The MTA 104 may be configured to perform codec selection based on session type for various types of call signaling employed by the core network 110. In one embodiment, the core network 110 employs media gateway control protocol (MGCP) and/or network-based call signaling (NCS) (generally referred to as NCS). For a given session, the CMS 110 initially instructs the MTA 104 to use a compressing codec by default due to bandwidth and cost concerns. In particular, the MTA 104 is configured to detect if any of the user devices 102 goes “off-hook”. If a given device is off-hook, the MTA 104 sends an “off-hook” notification message to the CMS 110. The CMS 110 instructs the MTA 104 to gather dialed digits from the user device. The dialed digits comprise the session identifier. The MTA 104 collects the dialed digits and sends a notification of the session identifier to the CMS 110. The MTA 104 also compares the session identifier with the entries in the QOS session identifier list 114. If the session identifier is found in the list 114, the MTA 104 will perform subsequent modification of connection parameters, as discussed below. If the session identifier is not in the list 114, the MTA 104 will accept the connection parameters as set by the CMS 110.

■ EXCERPTED DATA
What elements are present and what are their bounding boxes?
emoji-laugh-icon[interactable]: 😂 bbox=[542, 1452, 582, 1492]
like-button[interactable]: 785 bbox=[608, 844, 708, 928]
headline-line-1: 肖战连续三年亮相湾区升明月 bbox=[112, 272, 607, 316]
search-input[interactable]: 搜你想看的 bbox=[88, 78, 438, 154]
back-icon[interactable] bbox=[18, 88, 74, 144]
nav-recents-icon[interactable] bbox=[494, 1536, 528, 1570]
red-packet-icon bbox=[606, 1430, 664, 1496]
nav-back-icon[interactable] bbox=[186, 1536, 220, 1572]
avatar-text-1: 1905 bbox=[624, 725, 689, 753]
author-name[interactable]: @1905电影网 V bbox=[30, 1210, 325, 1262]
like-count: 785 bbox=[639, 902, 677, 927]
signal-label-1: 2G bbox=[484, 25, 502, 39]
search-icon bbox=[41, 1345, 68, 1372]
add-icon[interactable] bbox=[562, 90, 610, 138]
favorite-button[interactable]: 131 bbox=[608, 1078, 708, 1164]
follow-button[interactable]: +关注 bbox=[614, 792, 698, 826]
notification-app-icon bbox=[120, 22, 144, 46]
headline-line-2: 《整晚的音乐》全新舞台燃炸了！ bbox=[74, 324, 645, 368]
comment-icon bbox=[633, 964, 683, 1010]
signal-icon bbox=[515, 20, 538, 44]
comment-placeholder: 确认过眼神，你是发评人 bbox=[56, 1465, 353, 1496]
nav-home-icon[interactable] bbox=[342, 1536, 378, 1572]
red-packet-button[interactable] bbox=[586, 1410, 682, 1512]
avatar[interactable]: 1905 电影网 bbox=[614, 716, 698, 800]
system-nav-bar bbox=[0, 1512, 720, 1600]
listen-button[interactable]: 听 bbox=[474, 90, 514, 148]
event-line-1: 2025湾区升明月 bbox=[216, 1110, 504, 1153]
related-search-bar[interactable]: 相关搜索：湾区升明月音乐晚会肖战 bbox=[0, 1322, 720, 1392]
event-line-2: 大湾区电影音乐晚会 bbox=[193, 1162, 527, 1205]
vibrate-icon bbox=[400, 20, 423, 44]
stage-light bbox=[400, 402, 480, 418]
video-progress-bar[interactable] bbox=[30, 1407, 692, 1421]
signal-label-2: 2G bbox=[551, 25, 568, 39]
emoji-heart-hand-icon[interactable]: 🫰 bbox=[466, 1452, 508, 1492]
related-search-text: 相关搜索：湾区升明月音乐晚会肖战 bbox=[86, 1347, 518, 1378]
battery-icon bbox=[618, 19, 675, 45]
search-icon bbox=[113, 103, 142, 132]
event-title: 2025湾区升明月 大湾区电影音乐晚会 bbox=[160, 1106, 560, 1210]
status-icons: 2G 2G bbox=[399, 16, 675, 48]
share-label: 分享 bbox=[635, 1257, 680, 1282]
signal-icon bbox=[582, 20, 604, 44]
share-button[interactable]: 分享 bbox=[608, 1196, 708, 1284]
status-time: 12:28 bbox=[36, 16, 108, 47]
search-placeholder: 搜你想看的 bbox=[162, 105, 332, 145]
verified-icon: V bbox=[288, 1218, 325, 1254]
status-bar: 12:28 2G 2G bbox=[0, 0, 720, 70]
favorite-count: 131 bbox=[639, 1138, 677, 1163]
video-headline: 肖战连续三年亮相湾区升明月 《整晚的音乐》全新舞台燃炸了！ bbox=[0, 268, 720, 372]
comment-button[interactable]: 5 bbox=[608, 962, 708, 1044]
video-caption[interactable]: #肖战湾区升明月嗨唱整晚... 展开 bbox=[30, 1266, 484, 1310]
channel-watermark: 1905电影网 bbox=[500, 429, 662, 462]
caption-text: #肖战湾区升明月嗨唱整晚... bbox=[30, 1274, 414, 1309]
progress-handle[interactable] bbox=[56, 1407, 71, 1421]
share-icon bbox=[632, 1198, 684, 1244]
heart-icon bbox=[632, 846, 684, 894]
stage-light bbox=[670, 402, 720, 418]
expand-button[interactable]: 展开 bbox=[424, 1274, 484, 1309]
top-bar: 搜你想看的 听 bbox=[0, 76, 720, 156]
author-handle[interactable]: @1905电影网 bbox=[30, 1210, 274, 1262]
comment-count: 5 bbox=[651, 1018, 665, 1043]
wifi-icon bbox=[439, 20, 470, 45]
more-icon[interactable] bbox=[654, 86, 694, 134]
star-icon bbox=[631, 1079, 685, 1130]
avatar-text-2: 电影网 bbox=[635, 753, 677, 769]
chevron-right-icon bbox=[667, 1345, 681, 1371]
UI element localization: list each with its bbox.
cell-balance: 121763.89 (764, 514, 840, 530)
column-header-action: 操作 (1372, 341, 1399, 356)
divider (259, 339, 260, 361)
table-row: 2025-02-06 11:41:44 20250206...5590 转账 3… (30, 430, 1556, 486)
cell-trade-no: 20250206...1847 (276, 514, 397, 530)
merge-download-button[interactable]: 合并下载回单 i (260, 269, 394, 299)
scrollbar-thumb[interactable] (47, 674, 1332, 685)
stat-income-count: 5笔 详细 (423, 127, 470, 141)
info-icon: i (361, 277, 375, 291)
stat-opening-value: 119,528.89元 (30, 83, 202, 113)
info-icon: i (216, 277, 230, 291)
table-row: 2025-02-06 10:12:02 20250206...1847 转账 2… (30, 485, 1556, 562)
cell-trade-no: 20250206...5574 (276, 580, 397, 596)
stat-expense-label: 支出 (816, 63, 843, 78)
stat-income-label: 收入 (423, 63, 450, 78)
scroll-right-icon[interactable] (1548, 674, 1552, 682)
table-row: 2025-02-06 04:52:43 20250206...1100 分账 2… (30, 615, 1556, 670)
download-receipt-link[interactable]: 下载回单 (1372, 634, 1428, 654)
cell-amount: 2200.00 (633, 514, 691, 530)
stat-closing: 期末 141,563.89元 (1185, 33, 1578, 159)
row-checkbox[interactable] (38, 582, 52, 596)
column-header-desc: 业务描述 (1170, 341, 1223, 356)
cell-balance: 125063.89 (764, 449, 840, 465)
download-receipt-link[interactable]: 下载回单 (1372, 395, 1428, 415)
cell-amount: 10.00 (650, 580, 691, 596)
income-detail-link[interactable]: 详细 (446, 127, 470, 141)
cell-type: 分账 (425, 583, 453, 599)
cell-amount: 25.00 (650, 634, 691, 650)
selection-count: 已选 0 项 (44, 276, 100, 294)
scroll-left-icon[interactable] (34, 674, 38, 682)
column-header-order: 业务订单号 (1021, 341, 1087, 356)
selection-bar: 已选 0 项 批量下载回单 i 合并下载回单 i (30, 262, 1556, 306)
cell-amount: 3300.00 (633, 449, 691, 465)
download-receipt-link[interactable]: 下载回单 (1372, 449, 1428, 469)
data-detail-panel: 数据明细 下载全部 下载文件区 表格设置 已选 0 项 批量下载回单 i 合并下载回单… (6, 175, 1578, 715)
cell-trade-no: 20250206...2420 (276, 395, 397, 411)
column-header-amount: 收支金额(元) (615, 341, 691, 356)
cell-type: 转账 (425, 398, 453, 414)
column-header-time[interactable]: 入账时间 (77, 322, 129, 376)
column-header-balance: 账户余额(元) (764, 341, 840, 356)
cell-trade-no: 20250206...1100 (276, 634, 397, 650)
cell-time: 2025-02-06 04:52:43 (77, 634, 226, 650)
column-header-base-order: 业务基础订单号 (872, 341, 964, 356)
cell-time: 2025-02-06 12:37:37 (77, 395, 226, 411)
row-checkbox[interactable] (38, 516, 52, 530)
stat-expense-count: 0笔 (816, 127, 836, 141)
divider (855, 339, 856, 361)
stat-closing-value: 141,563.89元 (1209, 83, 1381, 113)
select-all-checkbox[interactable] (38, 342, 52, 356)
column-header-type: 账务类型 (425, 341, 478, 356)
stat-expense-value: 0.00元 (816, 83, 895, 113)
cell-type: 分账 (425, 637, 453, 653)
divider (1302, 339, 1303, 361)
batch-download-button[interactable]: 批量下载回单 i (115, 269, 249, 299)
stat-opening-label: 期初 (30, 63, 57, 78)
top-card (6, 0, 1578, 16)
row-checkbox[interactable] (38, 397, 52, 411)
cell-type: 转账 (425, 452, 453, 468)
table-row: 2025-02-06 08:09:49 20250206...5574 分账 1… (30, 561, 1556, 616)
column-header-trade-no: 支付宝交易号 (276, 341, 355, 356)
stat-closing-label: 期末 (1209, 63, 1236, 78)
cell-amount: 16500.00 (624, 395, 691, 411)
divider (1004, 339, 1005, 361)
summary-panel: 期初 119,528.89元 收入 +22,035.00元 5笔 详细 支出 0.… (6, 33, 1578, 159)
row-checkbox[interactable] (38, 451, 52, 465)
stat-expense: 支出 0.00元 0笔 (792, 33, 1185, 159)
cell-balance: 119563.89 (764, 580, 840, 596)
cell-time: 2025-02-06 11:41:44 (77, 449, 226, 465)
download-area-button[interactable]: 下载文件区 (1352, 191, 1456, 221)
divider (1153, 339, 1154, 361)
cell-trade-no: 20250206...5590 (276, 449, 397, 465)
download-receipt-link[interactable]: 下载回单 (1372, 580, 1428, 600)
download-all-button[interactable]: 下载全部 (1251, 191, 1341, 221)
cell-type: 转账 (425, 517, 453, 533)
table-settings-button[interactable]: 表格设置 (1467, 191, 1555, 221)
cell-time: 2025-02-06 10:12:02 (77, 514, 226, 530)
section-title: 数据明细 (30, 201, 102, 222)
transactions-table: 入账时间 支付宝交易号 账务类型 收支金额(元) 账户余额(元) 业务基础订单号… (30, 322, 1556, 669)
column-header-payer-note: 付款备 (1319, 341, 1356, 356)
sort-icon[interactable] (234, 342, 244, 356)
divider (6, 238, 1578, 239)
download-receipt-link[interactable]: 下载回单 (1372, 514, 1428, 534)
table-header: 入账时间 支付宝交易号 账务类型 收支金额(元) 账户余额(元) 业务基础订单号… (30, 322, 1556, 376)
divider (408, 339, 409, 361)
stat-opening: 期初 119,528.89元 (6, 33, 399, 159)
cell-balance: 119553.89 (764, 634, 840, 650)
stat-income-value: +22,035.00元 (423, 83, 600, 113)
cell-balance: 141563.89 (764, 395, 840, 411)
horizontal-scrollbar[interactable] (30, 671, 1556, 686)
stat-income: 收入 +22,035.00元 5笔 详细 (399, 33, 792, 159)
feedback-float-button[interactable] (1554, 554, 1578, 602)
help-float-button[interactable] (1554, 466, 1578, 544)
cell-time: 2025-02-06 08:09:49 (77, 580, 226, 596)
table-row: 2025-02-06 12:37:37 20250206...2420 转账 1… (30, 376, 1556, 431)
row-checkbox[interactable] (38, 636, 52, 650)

■ PROMPT
In the passage on codec selection, what kind of codec does the CMS initially tell the MTA to use by default?

■ RESPONSE TO THIS EXERCISE
A compressing codec